• [Description of the task] The listing below should be printed exactly, every line of it. Skip the pictures.

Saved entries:

══════

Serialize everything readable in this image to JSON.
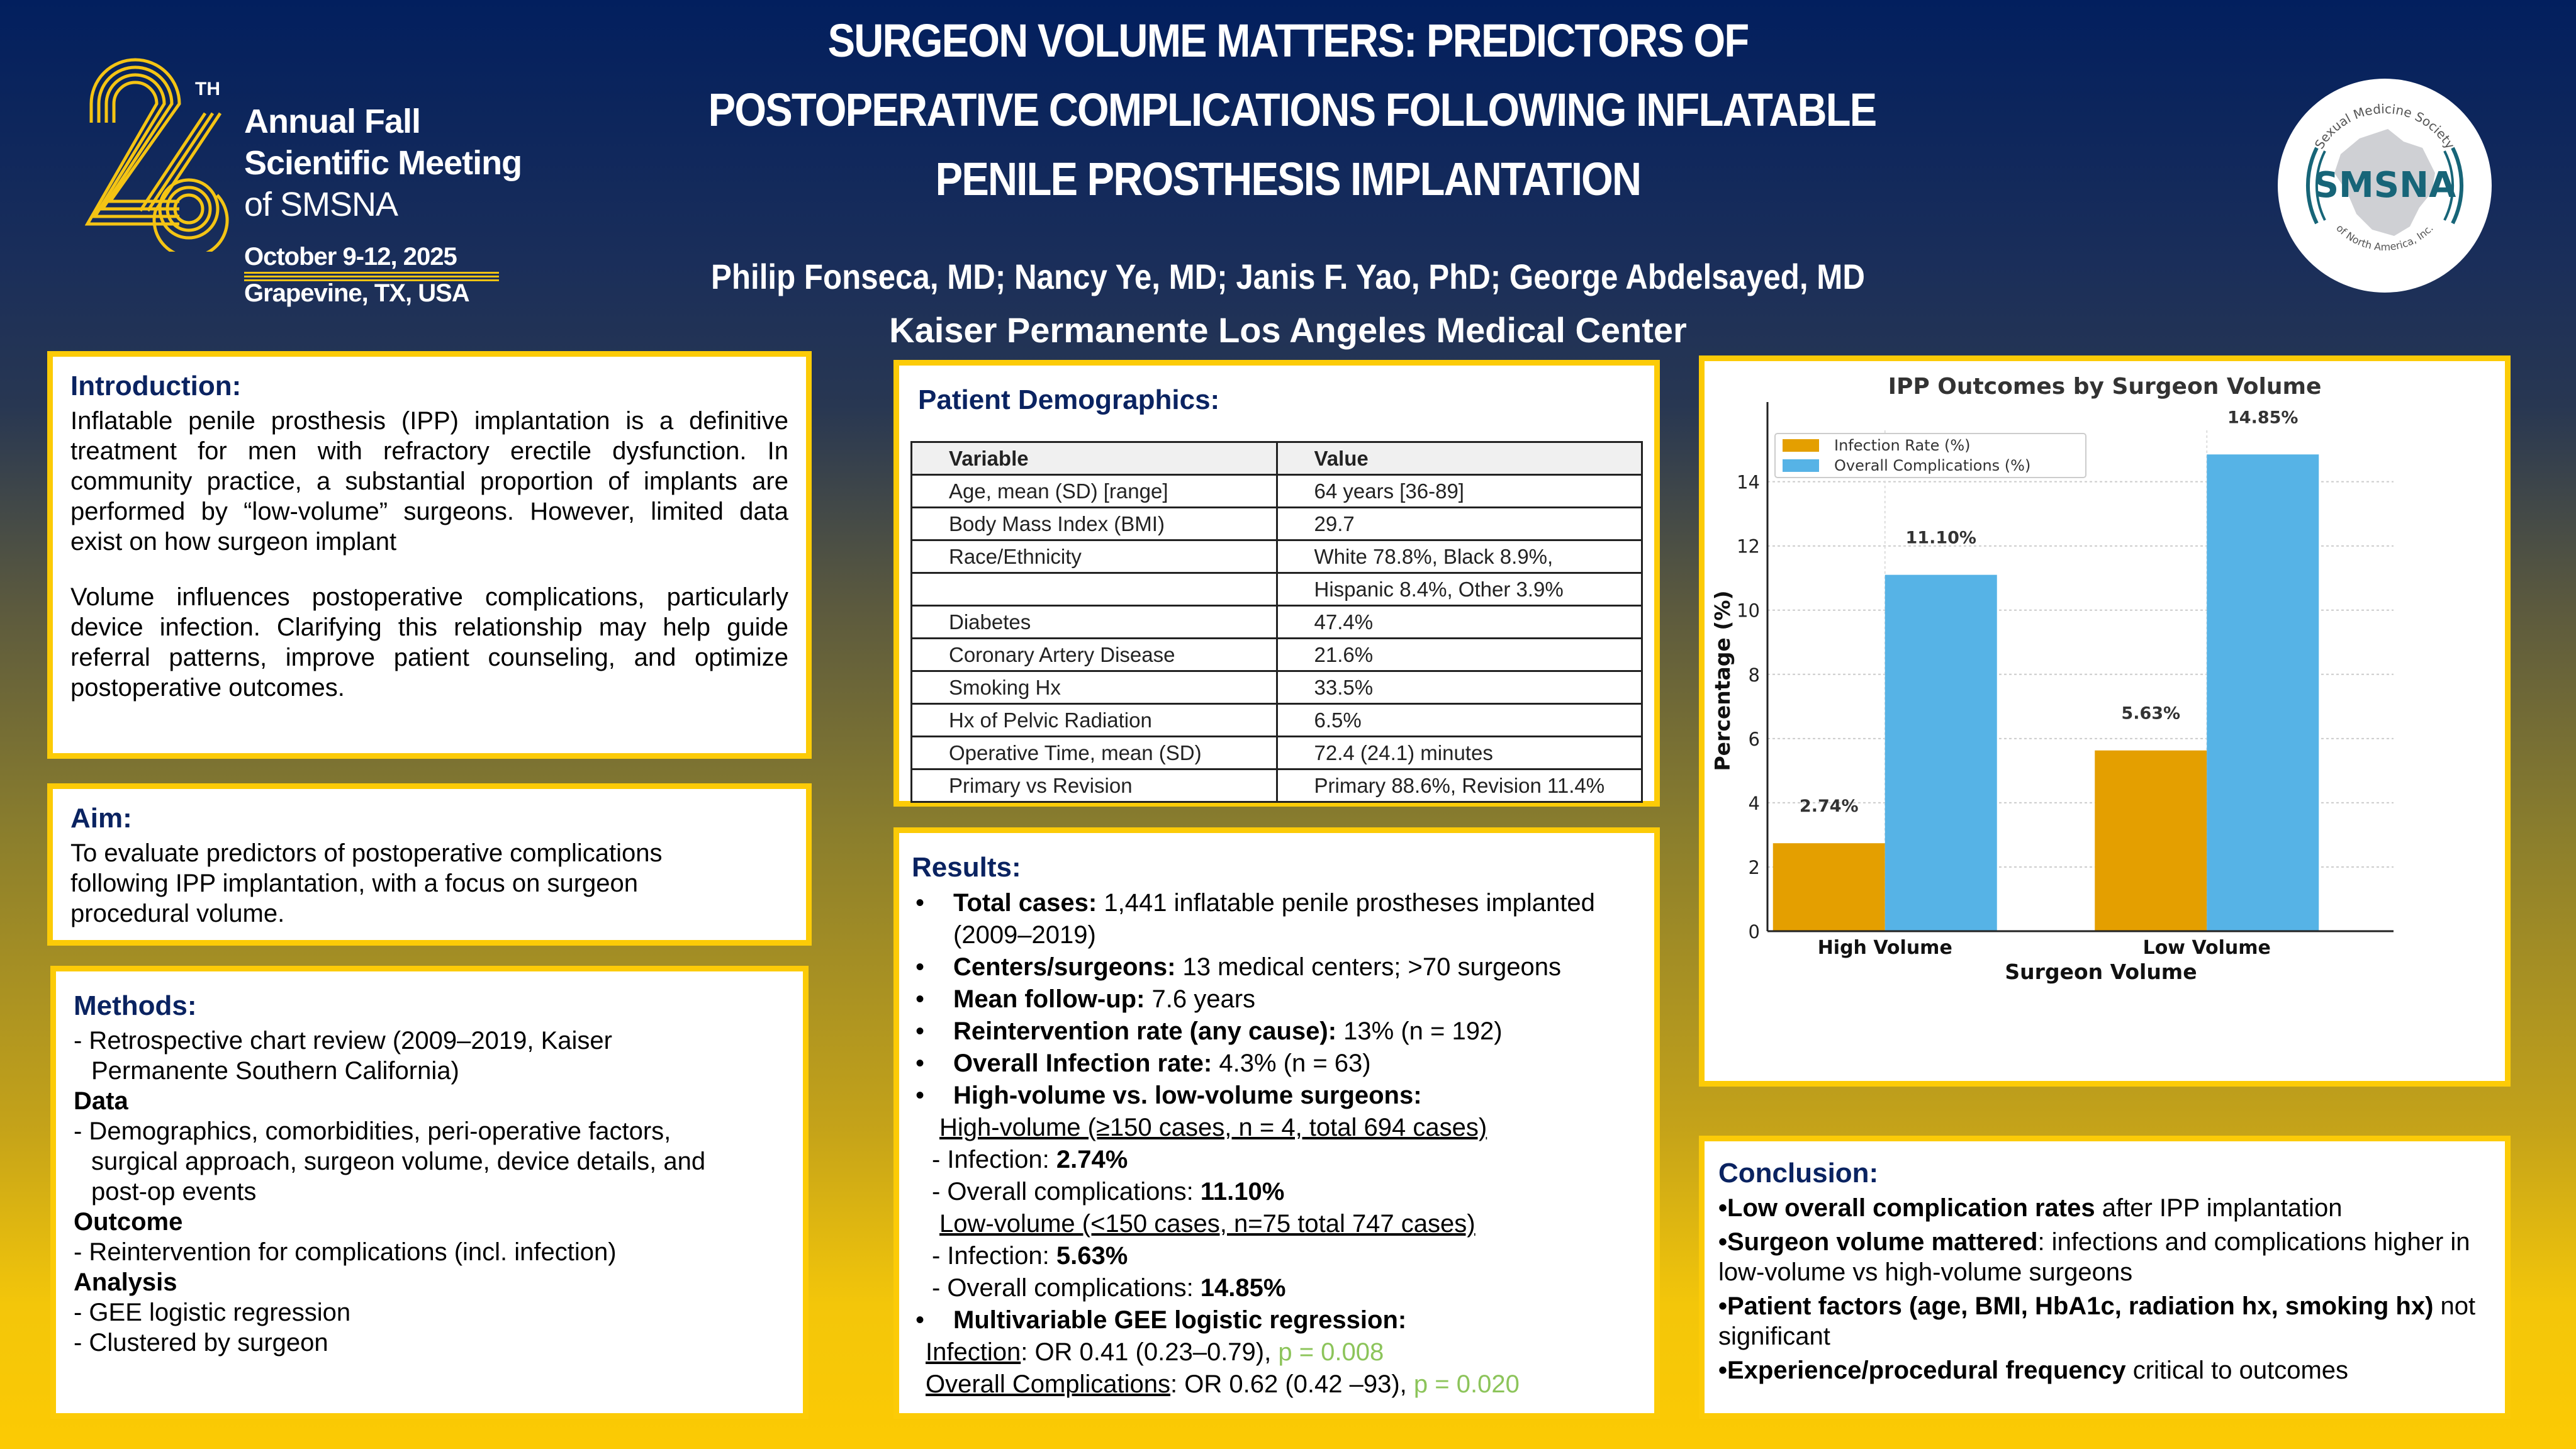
{
  "conference": {
    "ordinal_number": "26",
    "ordinal_suffix": "TH",
    "line1": "Annual Fall",
    "line2": "Scientific Meeting",
    "line3": "of SMSNA",
    "dates": "October 9-12, 2025",
    "location": "Grapevine, TX, USA"
  },
  "header": {
    "title_lines": [
      "SURGEON VOLUME MATTERS: PREDICTORS OF",
      "POSTOPERATIVE COMPLICATIONS FOLLOWING INFLATABLE",
      "PENILE PROSTHESIS IMPLANTATION"
    ],
    "authors": "Philip Fonseca, MD; Nancy Ye, MD; Janis F. Yao, PhD; George Abdelsayed, MD",
    "institution": "Kaiser Permanente Los Angeles Medical Center"
  },
  "society_logo": {
    "top_arc": "Sexual Medicine Society",
    "acronym": "SMSNA",
    "bottom_arc": "of North America, Inc.",
    "color": "#176578"
  },
  "introduction": {
    "heading": "Introduction:",
    "paragraphs": [
      "Inflatable penile prosthesis (IPP) implantation is a definitive treatment for men with refractory erectile dysfunction. In community practice, a substantial proportion of implants are performed by “low-volume” surgeons. However, limited data exist on how surgeon implant",
      "Volume influences postoperative complications, particularly device infection. Clarifying this relationship may help guide referral patterns, improve patient counseling, and optimize postoperative outcomes."
    ]
  },
  "aim": {
    "heading": "Aim:",
    "lines": [
      "To evaluate predictors of postoperative complications",
      "following IPP implantation, with a focus on surgeon",
      "procedural volume."
    ]
  },
  "methods": {
    "heading": "Methods:",
    "lines": [
      {
        "text": "- Retrospective chart review (2009–2019, Kaiser",
        "style": "normal"
      },
      {
        "text": "Permanente Southern California)",
        "style": "indent"
      },
      {
        "text": "Data",
        "style": "bold"
      },
      {
        "text": "- Demographics, comorbidities, peri-operative factors,",
        "style": "normal"
      },
      {
        "text": "surgical approach, surgeon volume, device details, and",
        "style": "indent"
      },
      {
        "text": "post-op events",
        "style": "indent"
      },
      {
        "text": "Outcome",
        "style": "bold"
      },
      {
        "text": "- Reintervention for complications (incl. infection)",
        "style": "normal"
      },
      {
        "text": "Analysis",
        "style": "bold"
      },
      {
        "text": "- GEE logistic regression",
        "style": "normal"
      },
      {
        "text": "- Clustered by surgeon",
        "style": "normal"
      }
    ]
  },
  "demographics": {
    "heading": "Patient Demographics:",
    "columns": [
      "Variable",
      "Value"
    ],
    "rows": [
      [
        "Age, mean (SD) [range]",
        "64 years [36-89]"
      ],
      [
        "Body Mass Index (BMI)",
        "29.7"
      ],
      [
        "Race/Ethnicity",
        "White 78.8%, Black 8.9%,"
      ],
      [
        "",
        "Hispanic 8.4%, Other 3.9%"
      ],
      [
        "Diabetes",
        "47.4%"
      ],
      [
        "Coronary Artery Disease",
        "21.6%"
      ],
      [
        "Smoking Hx",
        "33.5%"
      ],
      [
        "Hx of Pelvic Radiation",
        "6.5%"
      ],
      [
        "Operative Time, mean (SD)",
        "72.4 (24.1) minutes"
      ],
      [
        "Primary vs Revision",
        "Primary 88.6%, Revision 11.4%"
      ]
    ]
  },
  "results": {
    "heading": "Results:",
    "total_cases": {
      "label": "Total cases:",
      "text": " 1,441 inflatable penile prostheses implanted",
      "cont": "(2009–2019)"
    },
    "centers": {
      "label": "Centers/surgeons:",
      "text": " 13 medical centers; >70 surgeons"
    },
    "followup": {
      "label": "Mean follow-up:",
      "text": " 7.6 years"
    },
    "reintervention": {
      "label": "Reintervention rate (any cause):",
      "text": " 13% (n = 192)"
    },
    "infection": {
      "label": "Overall Infection rate:",
      "text": " 4.3% (n = 63)"
    },
    "comparison": {
      "label": "High-volume vs. low-volume surgeons:"
    },
    "high_volume": {
      "header": "High-volume (≥150 cases, n = 4, total 694 cases)",
      "infection_label": "- Infection: ",
      "infection_value": "2.74%",
      "complications_label": "- Overall complications: ",
      "complications_value": "11.10%"
    },
    "low_volume": {
      "header": "Low-volume (<150 cases, n=75  total 747 cases)",
      "infection_label": "- Infection: ",
      "infection_value": "5.63%",
      "complications_label": "- Overall complications: ",
      "complications_value": "14.85%"
    },
    "regression": {
      "label": "Multivariable GEE logistic regression:",
      "infection_label": "Infection",
      "infection_text": ": OR 0.41 (0.23–0.79), ",
      "infection_p": "p = 0.008",
      "complications_label": "Overall Complications",
      "complications_text": ": OR 0.62 (0.42 –93), ",
      "complications_p": "p = 0.020"
    },
    "bullet": "•"
  },
  "conclusion": {
    "heading": "Conclusion:",
    "items": [
      {
        "bold": "•Low overall complication rates",
        "rest": " after IPP implantation"
      },
      {
        "bold": "•Surgeon volume mattered",
        "rest": ": infections and complications higher in low-volume vs high-volume surgeons"
      },
      {
        "bold": "•Patient factors (age, BMI, HbA1c, radiation hx, smoking hx)",
        "rest": " not significant"
      },
      {
        "bold": "•Experience/procedural frequency",
        "rest": " critical to outcomes"
      }
    ]
  },
  "chart_data": {
    "type": "bar",
    "title": "IPP Outcomes by Surgeon Volume",
    "xlabel": "Surgeon Volume",
    "ylabel": "Percentage (%)",
    "categories": [
      "High Volume",
      "Low Volume"
    ],
    "series": [
      {
        "name": "Infection Rate (%)",
        "values": [
          2.74,
          5.63
        ],
        "color": "#e49f00",
        "labels": [
          "2.74%",
          "5.63%"
        ]
      },
      {
        "name": "Overall Complications (%)",
        "values": [
          11.1,
          14.85
        ],
        "color": "#56b3e6",
        "labels": [
          "11.10%",
          "14.85%"
        ]
      }
    ],
    "ylim": [
      0,
      15.6
    ],
    "yticks": [
      0,
      2,
      4,
      6,
      8,
      10,
      12,
      14
    ],
    "grid": true,
    "legend": "top-left"
  },
  "colors": {
    "heading": "#0a2361",
    "panel_border": "#fccb07",
    "logo_gold": "#f4c414",
    "p_value_green": "#8cc45a"
  }
}
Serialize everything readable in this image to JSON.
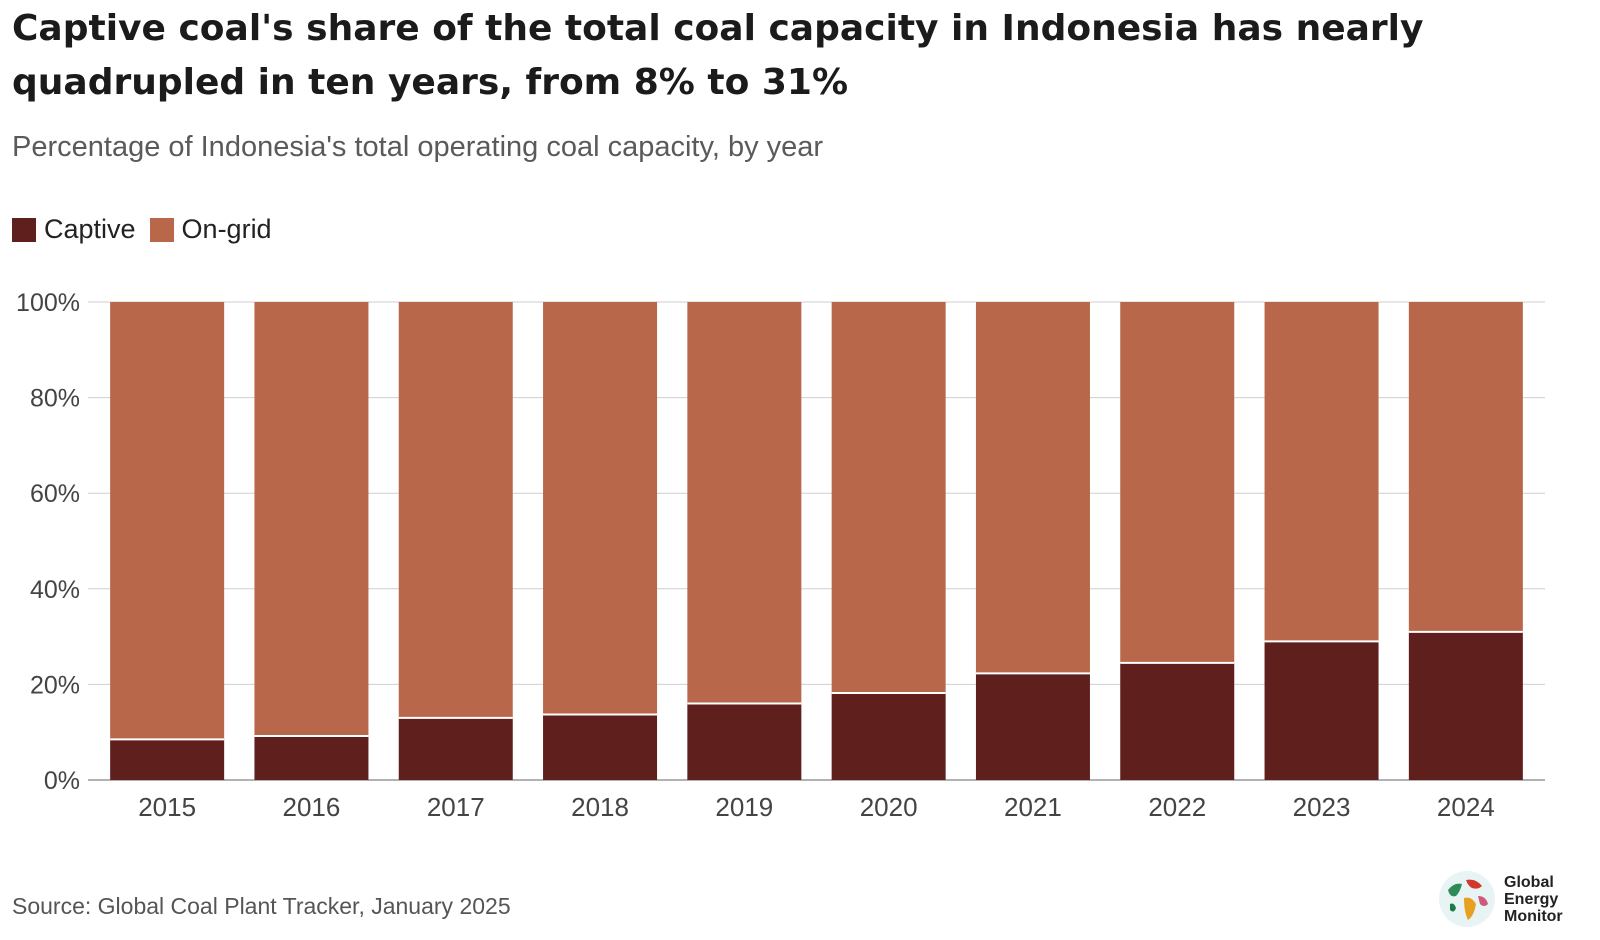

══════

• [Response to the task]
Serialize everything readable in this image to JSON.
{
  "conference": {
    "ordinal_number": "26",
    "ordinal_suffix": "TH",
    "line1": "Annual Fall",
    "line2": "Scientific Meeting",
    "line3": "of SMSNA",
    "dates": "October 9-12, 2025",
    "location": "Grapevine, TX, USA"
  },
  "header": {
    "title_lines": [
      "SURGEON VOLUME MATTERS: PREDICTORS OF",
      "POSTOPERATIVE COMPLICATIONS FOLLOWING INFLATABLE",
      "PENILE PROSTHESIS IMPLANTATION"
    ],
    "authors": "Philip Fonseca, MD; Nancy Ye, MD; Janis F. Yao, PhD; George Abdelsayed, MD",
    "institution": "Kaiser Permanente Los Angeles Medical Center"
  },
  "society_logo": {
    "top_arc": "Sexual Medicine Society",
    "acronym": "SMSNA",
    "bottom_arc": "of North America, Inc.",
    "color": "#176578"
  },
  "introduction": {
    "heading": "Introduction:",
    "paragraphs": [
      "Inflatable penile prosthesis (IPP) implantation is a definitive treatment for men with refractory erectile dysfunction. In community practice, a substantial proportion of implants are performed by “low-volume” surgeons. However, limited data exist on how surgeon implant",
      "Volume influences postoperative complications, particularly device infection. Clarifying this relationship may help guide referral patterns, improve patient counseling, and optimize postoperative outcomes."
    ]
  },
  "aim": {
    "heading": "Aim:",
    "lines": [
      "To evaluate predictors of postoperative complications",
      "following IPP implantation, with a focus on surgeon",
      "procedural volume."
    ]
  },
  "methods": {
    "heading": "Methods:",
    "lines": [
      {
        "text": "- Retrospective chart review (2009–2019, Kaiser",
        "style": "normal"
      },
      {
        "text": "Permanente Southern California)",
        "style": "indent"
      },
      {
        "text": "Data",
        "style": "bold"
      },
      {
        "text": "- Demographics, comorbidities, peri-operative factors,",
        "style": "normal"
      },
      {
        "text": "surgical approach, surgeon volume, device details, and",
        "style": "indent"
      },
      {
        "text": "post-op events",
        "style": "indent"
      },
      {
        "text": "Outcome",
        "style": "bold"
      },
      {
        "text": "- Reintervention for complications (incl. infection)",
        "style": "normal"
      },
      {
        "text": "Analysis",
        "style": "bold"
      },
      {
        "text": "- GEE logistic regression",
        "style": "normal"
      },
      {
        "text": "- Clustered by surgeon",
        "style": "normal"
      }
    ]
  },
  "demographics": {
    "heading": "Patient Demographics:",
    "columns": [
      "Variable",
      "Value"
    ],
    "rows": [
      [
        "Age, mean (SD) [range]",
        "64 years [36-89]"
      ],
      [
        "Body Mass Index (BMI)",
        "29.7"
      ],
      [
        "Race/Ethnicity",
        "White 78.8%, Black 8.9%,"
      ],
      [
        "",
        "Hispanic 8.4%, Other 3.9%"
      ],
      [
        "Diabetes",
        "47.4%"
      ],
      [
        "Coronary Artery Disease",
        "21.6%"
      ],
      [
        "Smoking Hx",
        "33.5%"
      ],
      [
        "Hx of Pelvic Radiation",
        "6.5%"
      ],
      [
        "Operative Time, mean (SD)",
        "72.4 (24.1) minutes"
      ],
      [
        "Primary vs Revision",
        "Primary 88.6%, Revision 11.4%"
      ]
    ]
  },
  "results": {
    "heading": "Results:",
    "total_cases": {
      "label": "Total cases:",
      "text": " 1,441 inflatable penile prostheses implanted",
      "cont": "(2009–2019)"
    },
    "centers": {
      "label": "Centers/surgeons:",
      "text": " 13 medical centers; >70 surgeons"
    },
    "followup": {
      "label": "Mean follow-up:",
      "text": " 7.6 years"
    },
    "reintervention": {
      "label": "Reintervention rate (any cause):",
      "text": " 13% (n = 192)"
    },
    "infection": {
      "label": "Overall Infection rate:",
      "text": " 4.3% (n = 63)"
    },
    "comparison": {
      "label": "High-volume vs. low-volume surgeons:"
    },
    "high_volume": {
      "header": "High-volume (≥150 cases, n = 4, total 694 cases)",
      "infection_label": "- Infection: ",
      "infection_value": "2.74%",
      "complications_label": "- Overall complications: ",
      "complications_value": "11.10%"
    },
    "low_volume": {
      "header": "Low-volume (<150 cases, n=75  total 747 cases)",
      "infection_label": "- Infection: ",
      "infection_value": "5.63%",
      "complications_label": "- Overall complications: ",
      "complications_value": "14.85%"
    },
    "regression": {
      "label": "Multivariable GEE logistic regression:",
      "infection_label": "Infection",
      "infection_text": ": OR 0.41 (0.23–0.79), ",
      "infection_p": "p = 0.008",
      "complications_label": "Overall Complications",
      "complications_text": ": OR 0.62 (0.42 –93), ",
      "complications_p": "p = 0.020"
    },
    "bullet": "•"
  },
  "conclusion": {
    "heading": "Conclusion:",
    "items": [
      {
        "bold": "•Low overall complication rates",
        "rest": " after IPP implantation"
      },
      {
        "bold": "•Surgeon volume mattered",
        "rest": ": infections and complications higher in low-volume vs high-volume surgeons"
      },
      {
        "bold": "•Patient factors (age, BMI, HbA1c, radiation hx, smoking hx)",
        "rest": " not significant"
      },
      {
        "bold": "•Experience/procedural frequency",
        "rest": " critical to outcomes"
      }
    ]
  },
  "chart_data": {
    "type": "bar",
    "title": "IPP Outcomes by Surgeon Volume",
    "xlabel": "Surgeon Volume",
    "ylabel": "Percentage (%)",
    "categories": [
      "High Volume",
      "Low Volume"
    ],
    "series": [
      {
        "name": "Infection Rate (%)",
        "values": [
          2.74,
          5.63
        ],
        "color": "#e49f00",
        "labels": [
          "2.74%",
          "5.63%"
        ]
      },
      {
        "name": "Overall Complications (%)",
        "values": [
          11.1,
          14.85
        ],
        "color": "#56b3e6",
        "labels": [
          "11.10%",
          "14.85%"
        ]
      }
    ],
    "ylim": [
      0,
      15.6
    ],
    "yticks": [
      0,
      2,
      4,
      6,
      8,
      10,
      12,
      14
    ],
    "grid": true,
    "legend": "top-left"
  },
  "colors": {
    "heading": "#0a2361",
    "panel_border": "#fccb07",
    "logo_gold": "#f4c414",
    "p_value_green": "#8cc45a"
  }
}
Serialize everything readable in this image to JSON.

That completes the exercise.